**EXERCISE AIM**
Output all lines exactly, with nothing added or dropped.

Stored data entries:
○ ○ ○ ○

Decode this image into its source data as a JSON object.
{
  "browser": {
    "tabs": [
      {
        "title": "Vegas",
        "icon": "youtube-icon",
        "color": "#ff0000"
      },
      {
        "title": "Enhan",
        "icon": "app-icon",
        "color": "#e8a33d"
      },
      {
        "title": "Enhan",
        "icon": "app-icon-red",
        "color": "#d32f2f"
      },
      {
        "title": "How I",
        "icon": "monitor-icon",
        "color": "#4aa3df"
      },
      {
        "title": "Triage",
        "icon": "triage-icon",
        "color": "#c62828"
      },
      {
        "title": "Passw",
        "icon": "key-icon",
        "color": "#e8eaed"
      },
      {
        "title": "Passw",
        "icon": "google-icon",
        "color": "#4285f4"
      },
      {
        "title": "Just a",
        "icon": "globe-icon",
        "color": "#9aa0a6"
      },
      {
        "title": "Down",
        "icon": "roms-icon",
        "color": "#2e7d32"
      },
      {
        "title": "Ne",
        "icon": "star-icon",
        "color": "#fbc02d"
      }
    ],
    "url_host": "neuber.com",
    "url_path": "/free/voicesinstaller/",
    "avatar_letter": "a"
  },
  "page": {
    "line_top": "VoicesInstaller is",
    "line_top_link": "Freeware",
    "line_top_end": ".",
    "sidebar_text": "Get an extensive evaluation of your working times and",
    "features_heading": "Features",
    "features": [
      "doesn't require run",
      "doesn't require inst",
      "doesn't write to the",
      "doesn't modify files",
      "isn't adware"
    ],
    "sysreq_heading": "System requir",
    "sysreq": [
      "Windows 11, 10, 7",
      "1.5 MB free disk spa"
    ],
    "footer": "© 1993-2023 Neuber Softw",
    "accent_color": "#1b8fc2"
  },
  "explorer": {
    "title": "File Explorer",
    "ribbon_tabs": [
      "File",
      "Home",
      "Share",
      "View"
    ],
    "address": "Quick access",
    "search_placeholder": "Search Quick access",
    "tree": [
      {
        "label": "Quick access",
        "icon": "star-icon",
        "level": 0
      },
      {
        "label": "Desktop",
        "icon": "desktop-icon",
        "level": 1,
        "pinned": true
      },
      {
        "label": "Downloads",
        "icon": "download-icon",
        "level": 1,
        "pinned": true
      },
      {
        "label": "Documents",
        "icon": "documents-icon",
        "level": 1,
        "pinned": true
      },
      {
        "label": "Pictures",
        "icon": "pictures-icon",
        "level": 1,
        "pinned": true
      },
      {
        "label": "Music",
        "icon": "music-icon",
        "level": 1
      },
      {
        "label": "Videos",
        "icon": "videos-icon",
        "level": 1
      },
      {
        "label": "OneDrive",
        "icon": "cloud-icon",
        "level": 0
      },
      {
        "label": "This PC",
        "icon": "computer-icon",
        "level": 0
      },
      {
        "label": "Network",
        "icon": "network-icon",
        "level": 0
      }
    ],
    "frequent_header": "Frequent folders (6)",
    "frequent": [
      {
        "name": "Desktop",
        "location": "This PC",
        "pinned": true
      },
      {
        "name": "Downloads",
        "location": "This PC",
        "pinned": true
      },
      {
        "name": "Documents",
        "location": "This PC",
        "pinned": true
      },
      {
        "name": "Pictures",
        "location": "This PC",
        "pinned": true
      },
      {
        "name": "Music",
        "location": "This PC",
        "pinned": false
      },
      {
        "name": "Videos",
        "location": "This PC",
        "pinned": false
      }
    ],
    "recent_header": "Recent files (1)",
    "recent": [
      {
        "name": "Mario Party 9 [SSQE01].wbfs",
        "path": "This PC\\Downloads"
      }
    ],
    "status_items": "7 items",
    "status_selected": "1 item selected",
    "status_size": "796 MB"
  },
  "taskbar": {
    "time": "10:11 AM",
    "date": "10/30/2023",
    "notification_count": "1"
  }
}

○ ○ ○ ○

**EXERCISE RESPONSE**
Decode this image into its source data as a JSON object.
{
  "browser": {
    "tabs": [
      {
        "title": "Vegas",
        "icon": "youtube-icon",
        "color": "#ff0000"
      },
      {
        "title": "Enhan",
        "icon": "app-icon",
        "color": "#e8a33d"
      },
      {
        "title": "Enhan",
        "icon": "app-icon-red",
        "color": "#d32f2f"
      },
      {
        "title": "How I",
        "icon": "monitor-icon",
        "color": "#4aa3df"
      },
      {
        "title": "Triage",
        "icon": "triage-icon",
        "color": "#c62828"
      },
      {
        "title": "Passw",
        "icon": "key-icon",
        "color": "#e8eaed"
      },
      {
        "title": "Passw",
        "icon": "google-icon",
        "color": "#4285f4"
      },
      {
        "title": "Just a",
        "icon": "globe-icon",
        "color": "#9aa0a6"
      },
      {
        "title": "Down",
        "icon": "roms-icon",
        "color": "#2e7d32"
      },
      {
        "title": "Ne",
        "icon": "star-icon",
        "color": "#fbc02d"
      }
    ],
    "url_host": "neuber.com",
    "url_path": "/free/voicesinstaller/",
    "avatar_letter": "a"
  },
  "page": {
    "line_top": "VoicesInstaller is",
    "line_top_link": "Freeware",
    "line_top_end": ".",
    "sidebar_text": "Get an extensive evaluation of your working times and",
    "features_heading": "Features",
    "features": [
      "doesn't require run",
      "doesn't require inst",
      "doesn't write to the",
      "doesn't modify files",
      "isn't adware"
    ],
    "sysreq_heading": "System requir",
    "sysreq": [
      "Windows 11, 10, 7",
      "1.5 MB free disk spa"
    ],
    "footer": "© 1993-2023 Neuber Softw",
    "accent_color": "#1b8fc2"
  },
  "explorer": {
    "title": "File Explorer",
    "ribbon_tabs": [
      "File",
      "Home",
      "Share",
      "View"
    ],
    "address": "Quick access",
    "search_placeholder": "Search Quick access",
    "tree": [
      {
        "label": "Quick access",
        "icon": "star-icon",
        "level": 0
      },
      {
        "label": "Desktop",
        "icon": "desktop-icon",
        "level": 1,
        "pinned": true
      },
      {
        "label": "Downloads",
        "icon": "download-icon",
        "level": 1,
        "pinned": true
      },
      {
        "label": "Documents",
        "icon": "documents-icon",
        "level": 1,
        "pinned": true
      },
      {
        "label": "Pictures",
        "icon": "pictures-icon",
        "level": 1,
        "pinned": true
      },
      {
        "label": "Music",
        "icon": "music-icon",
        "level": 1
      },
      {
        "label": "Videos",
        "icon": "videos-icon",
        "level": 1
      },
      {
        "label": "OneDrive",
        "icon": "cloud-icon",
        "level": 0
      },
      {
        "label": "This PC",
        "icon": "computer-icon",
        "level": 0
      },
      {
        "label": "Network",
        "icon": "network-icon",
        "level": 0
      }
    ],
    "frequent_header": "Frequent folders (6)",
    "frequent": [
      {
        "name": "Desktop",
        "location": "This PC",
        "pinned": true
      },
      {
        "name": "Downloads",
        "location": "This PC",
        "pinned": true
      },
      {
        "name": "Documents",
        "location": "This PC",
        "pinned": true
      },
      {
        "name": "Pictures",
        "location": "This PC",
        "pinned": true
      },
      {
        "name": "Music",
        "location": "This PC",
        "pinned": false
      },
      {
        "name": "Videos",
        "location": "This PC",
        "pinned": false
      }
    ],
    "recent_header": "Recent files (1)",
    "recent": [
      {
        "name": "Mario Party 9 [SSQE01].wbfs",
        "path": "This PC\\Downloads"
      }
    ],
    "status_items": "7 items",
    "status_selected": "1 item selected",
    "status_size": "796 MB"
  },
  "taskbar": {
    "time": "10:11 AM",
    "date": "10/30/2023",
    "notification_count": "1"
  }
}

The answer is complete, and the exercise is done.